AVAILABLE DATA ::

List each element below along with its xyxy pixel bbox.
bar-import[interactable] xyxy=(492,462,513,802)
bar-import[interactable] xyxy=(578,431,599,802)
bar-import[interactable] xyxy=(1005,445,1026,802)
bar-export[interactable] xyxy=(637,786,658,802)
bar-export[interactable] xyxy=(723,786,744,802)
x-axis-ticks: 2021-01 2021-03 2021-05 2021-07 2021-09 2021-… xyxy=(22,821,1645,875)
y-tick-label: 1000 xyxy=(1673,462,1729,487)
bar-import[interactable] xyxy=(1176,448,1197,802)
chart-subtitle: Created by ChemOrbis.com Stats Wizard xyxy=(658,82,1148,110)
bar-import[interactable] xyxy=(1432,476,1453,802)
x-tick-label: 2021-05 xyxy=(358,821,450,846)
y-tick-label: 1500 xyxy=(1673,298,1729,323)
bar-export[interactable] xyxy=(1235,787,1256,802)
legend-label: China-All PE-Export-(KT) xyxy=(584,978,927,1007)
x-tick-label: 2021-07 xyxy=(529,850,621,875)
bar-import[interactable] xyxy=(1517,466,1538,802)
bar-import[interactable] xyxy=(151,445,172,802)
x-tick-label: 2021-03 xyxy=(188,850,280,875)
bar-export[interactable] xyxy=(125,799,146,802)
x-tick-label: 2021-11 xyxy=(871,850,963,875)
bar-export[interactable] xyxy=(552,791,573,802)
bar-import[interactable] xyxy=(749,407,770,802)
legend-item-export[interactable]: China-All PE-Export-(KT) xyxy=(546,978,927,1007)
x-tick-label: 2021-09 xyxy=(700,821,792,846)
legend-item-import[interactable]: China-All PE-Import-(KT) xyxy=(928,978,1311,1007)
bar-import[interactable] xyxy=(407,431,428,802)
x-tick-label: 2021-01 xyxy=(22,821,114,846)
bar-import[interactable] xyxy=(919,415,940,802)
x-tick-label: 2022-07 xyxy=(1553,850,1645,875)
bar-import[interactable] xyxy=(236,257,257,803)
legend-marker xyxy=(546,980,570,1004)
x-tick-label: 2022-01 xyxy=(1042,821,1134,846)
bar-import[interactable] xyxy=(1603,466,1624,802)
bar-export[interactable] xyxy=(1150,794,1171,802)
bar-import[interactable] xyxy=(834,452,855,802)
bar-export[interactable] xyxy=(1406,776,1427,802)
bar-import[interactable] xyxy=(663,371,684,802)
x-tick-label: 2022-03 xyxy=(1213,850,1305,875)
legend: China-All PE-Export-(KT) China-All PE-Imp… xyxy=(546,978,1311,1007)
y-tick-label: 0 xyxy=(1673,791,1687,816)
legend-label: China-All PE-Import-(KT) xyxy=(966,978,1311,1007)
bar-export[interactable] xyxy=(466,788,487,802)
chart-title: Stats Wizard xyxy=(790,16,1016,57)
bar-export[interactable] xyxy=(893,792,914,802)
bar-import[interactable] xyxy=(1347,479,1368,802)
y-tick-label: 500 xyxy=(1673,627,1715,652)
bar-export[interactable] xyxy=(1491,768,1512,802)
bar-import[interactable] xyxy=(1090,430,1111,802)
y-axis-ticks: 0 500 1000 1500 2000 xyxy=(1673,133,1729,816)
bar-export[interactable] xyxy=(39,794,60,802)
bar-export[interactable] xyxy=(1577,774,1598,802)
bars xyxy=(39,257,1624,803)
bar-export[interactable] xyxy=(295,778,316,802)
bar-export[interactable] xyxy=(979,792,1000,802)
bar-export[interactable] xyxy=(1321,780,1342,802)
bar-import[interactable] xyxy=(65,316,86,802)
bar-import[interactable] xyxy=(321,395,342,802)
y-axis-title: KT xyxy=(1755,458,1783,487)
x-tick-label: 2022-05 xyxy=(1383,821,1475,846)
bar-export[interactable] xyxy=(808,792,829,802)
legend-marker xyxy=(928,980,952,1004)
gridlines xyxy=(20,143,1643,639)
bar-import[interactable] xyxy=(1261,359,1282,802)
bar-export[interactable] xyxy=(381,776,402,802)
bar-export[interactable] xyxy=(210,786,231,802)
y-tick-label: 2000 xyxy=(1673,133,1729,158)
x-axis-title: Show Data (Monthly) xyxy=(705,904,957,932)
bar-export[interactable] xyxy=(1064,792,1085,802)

THE REQUEST :: Switch "bar-import" to "import-bar" in the lines starting at the beginning of the records and ending at the line containing "x-tick-label: 2021-09 xyxy=(700,821,792,846)". Give only those lines, leaving everything else unchanged.

COMPLETED TASK ::
List each element below along with its xyxy pixel bbox.
import-bar[interactable] xyxy=(492,462,513,802)
import-bar[interactable] xyxy=(578,431,599,802)
import-bar[interactable] xyxy=(1005,445,1026,802)
bar-export[interactable] xyxy=(637,786,658,802)
bar-export[interactable] xyxy=(723,786,744,802)
x-axis-ticks: 2021-01 2021-03 2021-05 2021-07 2021-09 2021-… xyxy=(22,821,1645,875)
y-tick-label: 1000 xyxy=(1673,462,1729,487)
import-bar[interactable] xyxy=(1176,448,1197,802)
chart-subtitle: Created by ChemOrbis.com Stats Wizard xyxy=(658,82,1148,110)
import-bar[interactable] xyxy=(1432,476,1453,802)
x-tick-label: 2021-05 xyxy=(358,821,450,846)
y-tick-label: 1500 xyxy=(1673,298,1729,323)
bar-export[interactable] xyxy=(1235,787,1256,802)
legend-label: China-All PE-Export-(KT) xyxy=(584,978,927,1007)
x-tick-label: 2021-07 xyxy=(529,850,621,875)
import-bar[interactable] xyxy=(1517,466,1538,802)
import-bar[interactable] xyxy=(151,445,172,802)
x-tick-label: 2021-03 xyxy=(188,850,280,875)
bar-export[interactable] xyxy=(125,799,146,802)
x-tick-label: 2021-11 xyxy=(871,850,963,875)
bar-export[interactable] xyxy=(552,791,573,802)
import-bar[interactable] xyxy=(749,407,770,802)
legend-item-export[interactable]: China-All PE-Export-(KT) xyxy=(546,978,927,1007)
x-tick-label: 2021-09 xyxy=(700,821,792,846)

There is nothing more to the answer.